Collected data entries:
Begin

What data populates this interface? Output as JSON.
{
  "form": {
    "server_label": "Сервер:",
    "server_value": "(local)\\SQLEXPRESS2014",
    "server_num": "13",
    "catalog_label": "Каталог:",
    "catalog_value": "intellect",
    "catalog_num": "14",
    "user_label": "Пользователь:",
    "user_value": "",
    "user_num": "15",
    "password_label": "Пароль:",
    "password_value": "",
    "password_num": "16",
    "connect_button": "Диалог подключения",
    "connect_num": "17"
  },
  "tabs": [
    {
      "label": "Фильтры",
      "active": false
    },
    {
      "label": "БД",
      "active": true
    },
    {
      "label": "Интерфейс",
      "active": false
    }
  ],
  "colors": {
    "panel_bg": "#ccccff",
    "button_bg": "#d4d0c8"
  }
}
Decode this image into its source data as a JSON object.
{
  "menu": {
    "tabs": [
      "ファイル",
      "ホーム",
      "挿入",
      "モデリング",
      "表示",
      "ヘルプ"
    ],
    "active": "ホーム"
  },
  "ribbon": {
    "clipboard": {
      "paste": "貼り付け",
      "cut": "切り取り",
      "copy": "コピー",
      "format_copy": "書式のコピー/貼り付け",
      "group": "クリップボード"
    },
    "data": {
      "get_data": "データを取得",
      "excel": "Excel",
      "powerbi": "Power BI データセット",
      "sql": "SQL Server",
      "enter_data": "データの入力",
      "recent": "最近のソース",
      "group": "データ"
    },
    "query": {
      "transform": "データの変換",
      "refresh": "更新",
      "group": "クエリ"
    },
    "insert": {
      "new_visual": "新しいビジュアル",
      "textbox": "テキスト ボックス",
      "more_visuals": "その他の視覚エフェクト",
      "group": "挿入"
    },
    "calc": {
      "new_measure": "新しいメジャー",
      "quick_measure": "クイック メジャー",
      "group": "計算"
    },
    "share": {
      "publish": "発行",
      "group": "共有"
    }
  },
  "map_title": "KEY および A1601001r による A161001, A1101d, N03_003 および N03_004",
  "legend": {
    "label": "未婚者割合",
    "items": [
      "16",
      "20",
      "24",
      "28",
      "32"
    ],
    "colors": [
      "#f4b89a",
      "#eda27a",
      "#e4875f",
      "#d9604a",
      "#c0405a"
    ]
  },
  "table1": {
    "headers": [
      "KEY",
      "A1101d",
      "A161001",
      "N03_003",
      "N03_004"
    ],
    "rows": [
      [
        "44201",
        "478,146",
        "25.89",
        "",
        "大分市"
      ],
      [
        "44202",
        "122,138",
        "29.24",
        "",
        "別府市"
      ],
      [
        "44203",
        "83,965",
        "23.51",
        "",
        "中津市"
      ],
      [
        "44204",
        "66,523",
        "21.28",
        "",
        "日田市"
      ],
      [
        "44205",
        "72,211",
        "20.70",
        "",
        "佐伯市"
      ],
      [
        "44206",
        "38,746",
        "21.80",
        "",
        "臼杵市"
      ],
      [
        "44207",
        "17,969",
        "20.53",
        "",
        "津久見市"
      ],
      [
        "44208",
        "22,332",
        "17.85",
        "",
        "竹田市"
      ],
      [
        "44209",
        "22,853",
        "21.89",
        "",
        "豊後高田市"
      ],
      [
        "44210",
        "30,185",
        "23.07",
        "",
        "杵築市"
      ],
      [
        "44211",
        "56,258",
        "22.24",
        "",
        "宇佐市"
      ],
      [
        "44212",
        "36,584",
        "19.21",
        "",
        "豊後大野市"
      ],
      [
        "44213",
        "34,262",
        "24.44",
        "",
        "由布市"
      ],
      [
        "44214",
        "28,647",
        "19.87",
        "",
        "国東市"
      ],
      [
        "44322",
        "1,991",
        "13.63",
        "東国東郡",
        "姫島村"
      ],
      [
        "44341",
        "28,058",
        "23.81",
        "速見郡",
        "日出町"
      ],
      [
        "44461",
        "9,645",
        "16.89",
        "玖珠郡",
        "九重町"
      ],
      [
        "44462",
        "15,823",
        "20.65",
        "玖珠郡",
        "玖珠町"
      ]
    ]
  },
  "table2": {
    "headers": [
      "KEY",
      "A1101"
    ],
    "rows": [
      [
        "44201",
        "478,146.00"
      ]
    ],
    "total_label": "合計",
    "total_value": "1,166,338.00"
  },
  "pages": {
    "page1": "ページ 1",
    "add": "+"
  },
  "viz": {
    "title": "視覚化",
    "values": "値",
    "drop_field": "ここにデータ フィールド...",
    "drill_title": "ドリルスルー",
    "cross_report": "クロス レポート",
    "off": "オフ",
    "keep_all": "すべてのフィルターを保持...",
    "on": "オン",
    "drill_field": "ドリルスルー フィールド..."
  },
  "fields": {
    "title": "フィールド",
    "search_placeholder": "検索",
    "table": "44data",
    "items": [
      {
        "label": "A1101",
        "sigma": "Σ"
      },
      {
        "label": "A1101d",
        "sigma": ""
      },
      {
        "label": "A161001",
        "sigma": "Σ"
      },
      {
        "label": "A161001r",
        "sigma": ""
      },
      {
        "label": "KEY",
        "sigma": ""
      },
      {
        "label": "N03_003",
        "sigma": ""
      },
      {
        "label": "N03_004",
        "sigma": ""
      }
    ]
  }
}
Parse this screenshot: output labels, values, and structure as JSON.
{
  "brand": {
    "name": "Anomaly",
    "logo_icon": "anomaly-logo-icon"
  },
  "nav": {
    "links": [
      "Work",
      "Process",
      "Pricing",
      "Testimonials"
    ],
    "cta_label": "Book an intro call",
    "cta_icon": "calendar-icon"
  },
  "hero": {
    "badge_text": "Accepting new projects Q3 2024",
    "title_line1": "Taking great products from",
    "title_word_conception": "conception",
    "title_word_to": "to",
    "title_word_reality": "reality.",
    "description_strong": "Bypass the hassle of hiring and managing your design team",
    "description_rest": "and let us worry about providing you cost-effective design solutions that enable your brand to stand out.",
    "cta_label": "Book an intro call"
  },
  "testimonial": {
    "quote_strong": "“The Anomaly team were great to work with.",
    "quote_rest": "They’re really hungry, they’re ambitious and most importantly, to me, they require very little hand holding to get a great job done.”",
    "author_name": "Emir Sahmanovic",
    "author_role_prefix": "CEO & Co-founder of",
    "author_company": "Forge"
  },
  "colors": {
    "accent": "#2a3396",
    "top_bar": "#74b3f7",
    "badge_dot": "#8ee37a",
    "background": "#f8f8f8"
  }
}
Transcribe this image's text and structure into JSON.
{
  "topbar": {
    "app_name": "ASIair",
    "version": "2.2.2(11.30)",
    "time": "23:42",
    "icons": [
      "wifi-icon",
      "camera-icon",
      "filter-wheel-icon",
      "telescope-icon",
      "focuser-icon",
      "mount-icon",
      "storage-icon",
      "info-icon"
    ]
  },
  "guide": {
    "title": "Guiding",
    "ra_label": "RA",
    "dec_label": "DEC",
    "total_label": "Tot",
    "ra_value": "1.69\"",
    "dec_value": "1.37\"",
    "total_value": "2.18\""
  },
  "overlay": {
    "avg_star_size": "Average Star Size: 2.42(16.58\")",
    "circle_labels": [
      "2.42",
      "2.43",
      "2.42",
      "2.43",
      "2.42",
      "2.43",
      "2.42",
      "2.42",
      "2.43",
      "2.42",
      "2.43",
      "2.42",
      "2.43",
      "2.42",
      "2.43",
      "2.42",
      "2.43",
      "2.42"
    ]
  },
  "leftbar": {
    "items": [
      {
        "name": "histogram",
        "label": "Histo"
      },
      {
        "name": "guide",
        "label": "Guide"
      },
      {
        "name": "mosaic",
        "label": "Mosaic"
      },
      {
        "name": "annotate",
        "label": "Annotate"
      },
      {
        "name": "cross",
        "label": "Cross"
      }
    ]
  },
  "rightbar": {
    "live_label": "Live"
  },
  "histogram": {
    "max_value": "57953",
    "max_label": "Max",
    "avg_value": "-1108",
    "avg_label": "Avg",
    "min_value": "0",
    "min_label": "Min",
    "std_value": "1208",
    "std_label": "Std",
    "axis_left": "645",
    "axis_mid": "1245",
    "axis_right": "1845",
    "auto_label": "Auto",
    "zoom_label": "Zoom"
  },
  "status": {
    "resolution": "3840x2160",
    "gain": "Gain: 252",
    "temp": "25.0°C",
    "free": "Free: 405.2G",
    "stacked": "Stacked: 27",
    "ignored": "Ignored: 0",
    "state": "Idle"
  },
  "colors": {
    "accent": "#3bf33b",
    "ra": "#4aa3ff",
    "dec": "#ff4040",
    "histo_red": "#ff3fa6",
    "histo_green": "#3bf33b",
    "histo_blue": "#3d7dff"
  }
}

End

[Task brief] All lines of the data above that include the word "Book" must be shown.

[Task response]
    "cta_label": "Book an intro call",
    "cta_label": "Book an intro call"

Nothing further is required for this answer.